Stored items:
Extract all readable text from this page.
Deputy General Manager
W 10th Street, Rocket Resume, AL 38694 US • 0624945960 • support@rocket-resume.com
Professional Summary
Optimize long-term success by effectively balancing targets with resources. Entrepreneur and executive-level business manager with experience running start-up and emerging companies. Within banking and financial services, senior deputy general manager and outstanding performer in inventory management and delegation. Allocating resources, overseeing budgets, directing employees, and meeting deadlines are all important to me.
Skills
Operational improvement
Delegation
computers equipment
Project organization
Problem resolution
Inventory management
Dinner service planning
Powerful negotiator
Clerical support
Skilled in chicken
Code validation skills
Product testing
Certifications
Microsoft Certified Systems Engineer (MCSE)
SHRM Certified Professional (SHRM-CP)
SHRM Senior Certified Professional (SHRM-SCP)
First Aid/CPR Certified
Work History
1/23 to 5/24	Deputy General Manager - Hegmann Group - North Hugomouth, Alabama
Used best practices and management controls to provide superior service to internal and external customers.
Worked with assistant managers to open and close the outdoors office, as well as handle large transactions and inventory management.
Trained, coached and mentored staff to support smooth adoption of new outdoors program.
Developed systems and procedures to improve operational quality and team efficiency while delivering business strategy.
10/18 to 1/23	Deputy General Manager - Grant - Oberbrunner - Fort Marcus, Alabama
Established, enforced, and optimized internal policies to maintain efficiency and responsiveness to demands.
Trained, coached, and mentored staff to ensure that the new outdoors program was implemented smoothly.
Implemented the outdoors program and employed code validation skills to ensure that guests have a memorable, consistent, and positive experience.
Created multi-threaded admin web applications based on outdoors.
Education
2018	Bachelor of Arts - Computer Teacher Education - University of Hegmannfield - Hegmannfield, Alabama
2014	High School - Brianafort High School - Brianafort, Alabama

◆ BRIEF
List each line of the entries that holds the string "Education".

◆ FINAL ANSWER
Education
2018	Bachelor of Arts - Computer Teacher Education - University of Hegmannfield - Hegmannfield, Alabama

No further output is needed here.